* Data excerpts *
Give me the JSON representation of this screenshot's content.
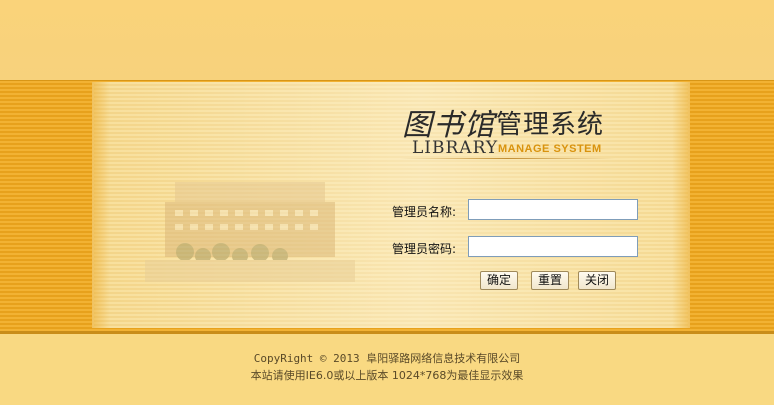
{
  "logo": {
    "title_calligraphy": "图书馆",
    "title_system": "管理系统",
    "title_en_main": "LIBRARY",
    "title_en_sub": "MANAGE SYSTEM"
  },
  "form": {
    "username_label": "管理员名称:",
    "username_value": "",
    "password_label": "管理员密码:",
    "password_value": "",
    "confirm_label": "确定",
    "reset_label": "重置",
    "close_label": "关闭"
  },
  "footer": {
    "copyright": "CopyRight © 2013 阜阳驿路网络信息技术有限公司",
    "notice": "本站请使用IE6.0或以上版本 1024*768为最佳显示效果"
  },
  "colors": {
    "background": "#f9d982",
    "stripe_dark": "#e7a11c",
    "accent_orange": "#d9930e"
  }
}
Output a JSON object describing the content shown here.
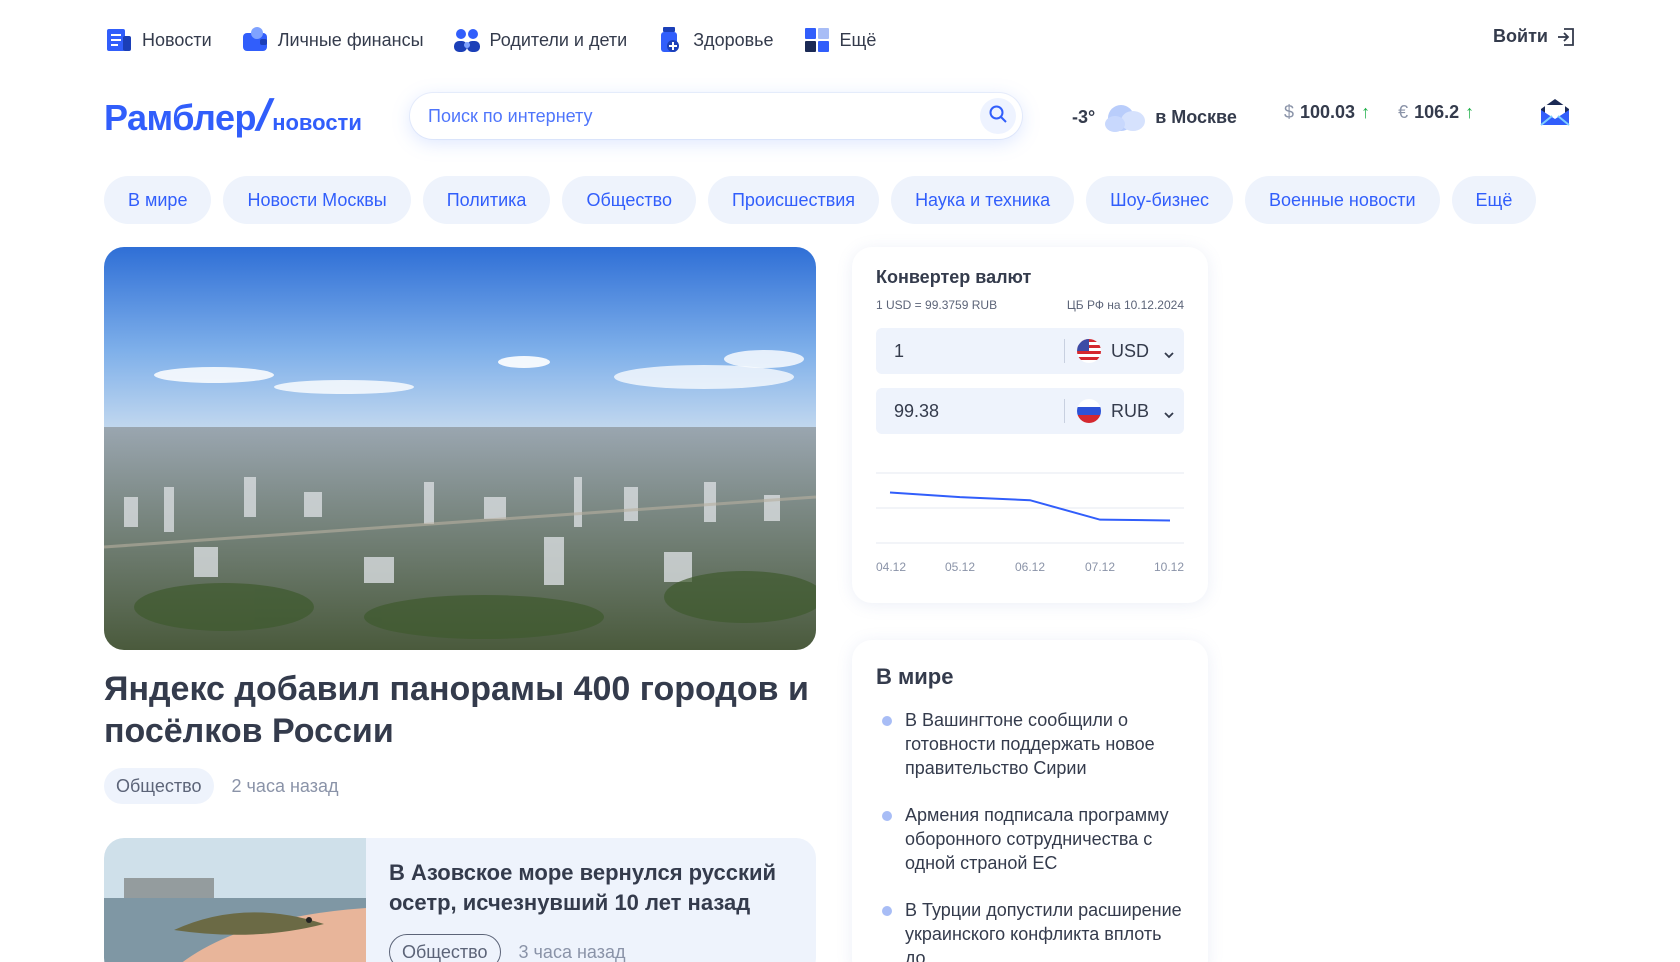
{
  "topnav": {
    "items": [
      {
        "label": "Новости",
        "icon": "newspaper-icon"
      },
      {
        "label": "Личные финансы",
        "icon": "wallet-icon"
      },
      {
        "label": "Родители и дети",
        "icon": "family-icon"
      },
      {
        "label": "Здоровье",
        "icon": "medicine-icon"
      },
      {
        "label": "Ещё",
        "icon": "grid-icon"
      }
    ],
    "login_label": "Войти"
  },
  "header": {
    "logo_brand": "Рамблер",
    "logo_slash": "/",
    "logo_section": "новости",
    "search_placeholder": "Поиск по интернету",
    "weather": {
      "temp": "-3°",
      "city": "в Москве",
      "icon": "cloud-icon"
    },
    "rates": [
      {
        "symbol": "$",
        "value": "100.03",
        "trend": "↑"
      },
      {
        "symbol": "€",
        "value": "106.2",
        "trend": "↑"
      }
    ],
    "mail_icon": "mail-icon"
  },
  "categories": [
    "В мире",
    "Новости Москвы",
    "Политика",
    "Общество",
    "Происшествия",
    "Наука и техника",
    "Шоу-бизнес",
    "Военные новости",
    "Ещё"
  ],
  "hero": {
    "title": "Яндекс добавил панорамы 400 городов и посёлков России",
    "tag": "Общество",
    "time": "2 часа назад"
  },
  "second_article": {
    "title": "В Азовское море вернулся русский осетр, исчезнувший 10 лет назад",
    "tag": "Общество",
    "time": "3 часа назад"
  },
  "converter": {
    "title": "Конвертер валют",
    "rate_line": "1 USD = 99.3759 RUB",
    "source_line": "ЦБ РФ на 10.12.2024",
    "from": {
      "value": "1",
      "currency": "USD"
    },
    "to": {
      "value": "99.38",
      "currency": "RUB"
    },
    "chart_dates": [
      "04.12",
      "05.12",
      "06.12",
      "07.12",
      "10.12"
    ]
  },
  "chart_data": {
    "type": "line",
    "categories": [
      "04.12",
      "05.12",
      "06.12",
      "07.12",
      "10.12"
    ],
    "values": [
      103.5,
      102.9,
      102.5,
      100.0,
      99.9
    ],
    "ylim": [
      97,
      106
    ],
    "grid": true,
    "color": "#315efb"
  },
  "world": {
    "title": "В мире",
    "items": [
      "В Вашингтоне сообщили о готовности поддержать новое правительство Сирии",
      "Армения подписала программу оборонного сотрудничества с одной страной ЕС",
      "В Турции допустили расширение украинского конфликта вплоть до"
    ]
  },
  "colors": {
    "accent": "#315efb",
    "chip_bg": "#eef3fc",
    "text": "#343b4c",
    "trend_up": "#22b14c"
  }
}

* Aim of the task *
Omit the pictures. Transcribe every record exactly.

* Full answer *
Give me the JSON representation of this screenshot's content.
{
  "logo": {
    "title_calligraphy": "图书馆",
    "title_system": "管理系统",
    "title_en_main": "LIBRARY",
    "title_en_sub": "MANAGE SYSTEM"
  },
  "form": {
    "username_label": "管理员名称:",
    "username_value": "",
    "password_label": "管理员密码:",
    "password_value": "",
    "confirm_label": "确定",
    "reset_label": "重置",
    "close_label": "关闭"
  },
  "footer": {
    "copyright": "CopyRight © 2013 阜阳驿路网络信息技术有限公司",
    "notice": "本站请使用IE6.0或以上版本 1024*768为最佳显示效果"
  },
  "colors": {
    "background": "#f9d982",
    "stripe_dark": "#e7a11c",
    "accent_orange": "#d9930e"
  }
}
Output a JSON object describing the content shown here.
{
  "topnav": {
    "items": [
      {
        "label": "Новости",
        "icon": "newspaper-icon"
      },
      {
        "label": "Личные финансы",
        "icon": "wallet-icon"
      },
      {
        "label": "Родители и дети",
        "icon": "family-icon"
      },
      {
        "label": "Здоровье",
        "icon": "medicine-icon"
      },
      {
        "label": "Ещё",
        "icon": "grid-icon"
      }
    ],
    "login_label": "Войти"
  },
  "header": {
    "logo_brand": "Рамблер",
    "logo_slash": "/",
    "logo_section": "новости",
    "search_placeholder": "Поиск по интернету",
    "weather": {
      "temp": "-3°",
      "city": "в Москве",
      "icon": "cloud-icon"
    },
    "rates": [
      {
        "symbol": "$",
        "value": "100.03",
        "trend": "↑"
      },
      {
        "symbol": "€",
        "value": "106.2",
        "trend": "↑"
      }
    ],
    "mail_icon": "mail-icon"
  },
  "categories": [
    "В мире",
    "Новости Москвы",
    "Политика",
    "Общество",
    "Происшествия",
    "Наука и техника",
    "Шоу-бизнес",
    "Военные новости",
    "Ещё"
  ],
  "hero": {
    "title": "Яндекс добавил панорамы 400 городов и посёлков России",
    "tag": "Общество",
    "time": "2 часа назад"
  },
  "second_article": {
    "title": "В Азовское море вернулся русский осетр, исчезнувший 10 лет назад",
    "tag": "Общество",
    "time": "3 часа назад"
  },
  "converter": {
    "title": "Конвертер валют",
    "rate_line": "1 USD = 99.3759 RUB",
    "source_line": "ЦБ РФ на 10.12.2024",
    "from": {
      "value": "1",
      "currency": "USD"
    },
    "to": {
      "value": "99.38",
      "currency": "RUB"
    },
    "chart_dates": [
      "04.12",
      "05.12",
      "06.12",
      "07.12",
      "10.12"
    ]
  },
  "chart_data": {
    "type": "line",
    "categories": [
      "04.12",
      "05.12",
      "06.12",
      "07.12",
      "10.12"
    ],
    "values": [
      103.5,
      102.9,
      102.5,
      100.0,
      99.9
    ],
    "ylim": [
      97,
      106
    ],
    "grid": true,
    "color": "#315efb"
  },
  "world": {
    "title": "В мире",
    "items": [
      "В Вашингтоне сообщили о готовности поддержать новое правительство Сирии",
      "Армения подписала программу оборонного сотрудничества с одной страной ЕС",
      "В Турции допустили расширение украинского конфликта вплоть до"
    ]
  },
  "colors": {
    "accent": "#315efb",
    "chip_bg": "#eef3fc",
    "text": "#343b4c",
    "trend_up": "#22b14c"
  }
}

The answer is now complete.